| OBJECTIVE |
Only a number is wanted: how many lines in these records contain the word "Press"?

(Data records)
* BEGIN *

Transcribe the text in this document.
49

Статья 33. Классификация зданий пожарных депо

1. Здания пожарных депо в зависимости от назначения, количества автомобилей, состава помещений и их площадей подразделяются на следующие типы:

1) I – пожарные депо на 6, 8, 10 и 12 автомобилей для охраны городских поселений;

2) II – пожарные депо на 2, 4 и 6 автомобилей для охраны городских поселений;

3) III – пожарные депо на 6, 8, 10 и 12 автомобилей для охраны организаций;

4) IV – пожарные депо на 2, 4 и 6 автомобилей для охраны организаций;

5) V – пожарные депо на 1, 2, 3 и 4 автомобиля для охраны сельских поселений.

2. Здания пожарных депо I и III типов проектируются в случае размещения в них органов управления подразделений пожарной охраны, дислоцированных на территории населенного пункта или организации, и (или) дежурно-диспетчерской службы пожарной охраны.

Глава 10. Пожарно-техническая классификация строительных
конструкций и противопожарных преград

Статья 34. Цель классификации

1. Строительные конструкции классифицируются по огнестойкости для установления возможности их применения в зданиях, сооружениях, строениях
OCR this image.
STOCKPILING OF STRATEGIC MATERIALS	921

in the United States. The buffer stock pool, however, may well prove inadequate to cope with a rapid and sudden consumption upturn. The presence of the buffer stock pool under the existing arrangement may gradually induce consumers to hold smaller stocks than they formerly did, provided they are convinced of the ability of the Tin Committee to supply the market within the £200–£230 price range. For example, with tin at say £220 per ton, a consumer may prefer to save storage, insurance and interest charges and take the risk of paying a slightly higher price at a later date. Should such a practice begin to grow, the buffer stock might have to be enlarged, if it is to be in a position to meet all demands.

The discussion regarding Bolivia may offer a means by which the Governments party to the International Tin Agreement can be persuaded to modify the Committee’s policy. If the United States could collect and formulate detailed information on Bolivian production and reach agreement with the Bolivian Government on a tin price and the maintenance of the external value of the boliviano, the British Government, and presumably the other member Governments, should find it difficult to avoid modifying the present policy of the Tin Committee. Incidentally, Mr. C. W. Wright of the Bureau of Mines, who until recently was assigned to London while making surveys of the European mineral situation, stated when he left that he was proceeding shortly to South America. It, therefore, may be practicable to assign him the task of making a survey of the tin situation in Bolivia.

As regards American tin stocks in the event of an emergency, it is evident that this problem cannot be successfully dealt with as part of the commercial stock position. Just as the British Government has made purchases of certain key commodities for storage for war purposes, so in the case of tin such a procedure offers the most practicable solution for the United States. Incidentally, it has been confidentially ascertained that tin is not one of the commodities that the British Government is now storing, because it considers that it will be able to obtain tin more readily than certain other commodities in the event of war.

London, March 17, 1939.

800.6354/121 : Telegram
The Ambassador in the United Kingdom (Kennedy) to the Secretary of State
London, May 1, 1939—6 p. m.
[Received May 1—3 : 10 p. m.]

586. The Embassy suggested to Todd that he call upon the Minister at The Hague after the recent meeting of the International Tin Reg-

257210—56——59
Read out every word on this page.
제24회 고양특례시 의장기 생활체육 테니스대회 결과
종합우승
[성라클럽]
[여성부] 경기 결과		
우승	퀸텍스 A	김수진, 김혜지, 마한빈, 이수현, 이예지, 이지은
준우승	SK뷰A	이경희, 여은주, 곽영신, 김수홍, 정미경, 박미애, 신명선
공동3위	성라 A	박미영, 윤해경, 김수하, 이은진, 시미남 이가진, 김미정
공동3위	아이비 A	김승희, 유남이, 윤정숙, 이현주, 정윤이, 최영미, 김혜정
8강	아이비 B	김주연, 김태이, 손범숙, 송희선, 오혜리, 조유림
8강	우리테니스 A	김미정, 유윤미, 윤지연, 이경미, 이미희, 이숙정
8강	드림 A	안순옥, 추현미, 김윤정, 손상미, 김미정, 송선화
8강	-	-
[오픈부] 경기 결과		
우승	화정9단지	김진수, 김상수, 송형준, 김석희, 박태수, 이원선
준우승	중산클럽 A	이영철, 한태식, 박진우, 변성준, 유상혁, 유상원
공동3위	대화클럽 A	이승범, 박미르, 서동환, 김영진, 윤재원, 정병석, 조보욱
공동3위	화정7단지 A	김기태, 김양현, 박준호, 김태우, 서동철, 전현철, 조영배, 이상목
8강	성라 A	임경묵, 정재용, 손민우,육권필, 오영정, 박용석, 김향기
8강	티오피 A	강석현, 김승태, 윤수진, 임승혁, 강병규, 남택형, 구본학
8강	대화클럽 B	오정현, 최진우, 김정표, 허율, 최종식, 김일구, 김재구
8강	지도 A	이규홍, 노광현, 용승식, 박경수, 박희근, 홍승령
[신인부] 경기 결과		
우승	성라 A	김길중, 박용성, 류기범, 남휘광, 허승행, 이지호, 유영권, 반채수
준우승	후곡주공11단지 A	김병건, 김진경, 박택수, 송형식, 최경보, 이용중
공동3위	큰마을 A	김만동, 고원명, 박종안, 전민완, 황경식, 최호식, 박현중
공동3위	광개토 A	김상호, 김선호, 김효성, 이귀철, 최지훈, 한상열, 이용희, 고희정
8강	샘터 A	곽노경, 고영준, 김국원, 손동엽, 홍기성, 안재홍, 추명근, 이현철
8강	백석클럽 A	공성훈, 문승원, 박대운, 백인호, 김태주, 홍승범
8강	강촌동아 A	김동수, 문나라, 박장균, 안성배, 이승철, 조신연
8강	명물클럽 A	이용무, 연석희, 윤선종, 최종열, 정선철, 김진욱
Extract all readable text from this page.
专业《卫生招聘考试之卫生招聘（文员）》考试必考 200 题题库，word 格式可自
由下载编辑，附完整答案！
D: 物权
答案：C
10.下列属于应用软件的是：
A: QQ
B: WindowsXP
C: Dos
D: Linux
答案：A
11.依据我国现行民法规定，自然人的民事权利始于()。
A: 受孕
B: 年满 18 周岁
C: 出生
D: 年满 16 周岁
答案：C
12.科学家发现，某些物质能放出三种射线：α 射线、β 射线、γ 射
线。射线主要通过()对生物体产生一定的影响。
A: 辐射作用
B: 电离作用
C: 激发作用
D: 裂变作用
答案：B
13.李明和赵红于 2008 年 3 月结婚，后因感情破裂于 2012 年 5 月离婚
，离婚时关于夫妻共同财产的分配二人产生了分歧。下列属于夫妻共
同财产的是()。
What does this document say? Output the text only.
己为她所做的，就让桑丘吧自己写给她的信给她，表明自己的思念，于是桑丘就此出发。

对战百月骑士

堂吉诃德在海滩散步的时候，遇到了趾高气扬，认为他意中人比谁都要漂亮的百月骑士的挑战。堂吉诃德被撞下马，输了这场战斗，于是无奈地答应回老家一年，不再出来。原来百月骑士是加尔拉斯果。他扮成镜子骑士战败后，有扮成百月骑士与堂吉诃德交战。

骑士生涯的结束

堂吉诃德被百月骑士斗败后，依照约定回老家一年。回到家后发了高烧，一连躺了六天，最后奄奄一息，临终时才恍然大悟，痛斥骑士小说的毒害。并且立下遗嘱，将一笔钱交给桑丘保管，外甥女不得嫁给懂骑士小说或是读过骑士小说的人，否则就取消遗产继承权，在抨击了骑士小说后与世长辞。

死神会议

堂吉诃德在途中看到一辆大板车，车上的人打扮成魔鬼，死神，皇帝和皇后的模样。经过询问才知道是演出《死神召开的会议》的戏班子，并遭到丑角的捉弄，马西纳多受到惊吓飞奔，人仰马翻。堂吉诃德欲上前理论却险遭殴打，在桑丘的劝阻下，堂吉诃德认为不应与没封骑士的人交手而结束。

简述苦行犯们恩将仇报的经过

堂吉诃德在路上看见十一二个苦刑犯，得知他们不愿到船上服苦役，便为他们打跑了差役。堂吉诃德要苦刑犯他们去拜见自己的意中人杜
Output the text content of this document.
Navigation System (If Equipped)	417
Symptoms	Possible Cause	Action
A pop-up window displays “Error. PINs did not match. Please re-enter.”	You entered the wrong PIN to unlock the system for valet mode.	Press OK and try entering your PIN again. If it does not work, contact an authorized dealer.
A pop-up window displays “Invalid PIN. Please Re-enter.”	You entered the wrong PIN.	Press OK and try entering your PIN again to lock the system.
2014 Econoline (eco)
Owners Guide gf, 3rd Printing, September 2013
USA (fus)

* END *

| COMPLETED EXERCISE |
2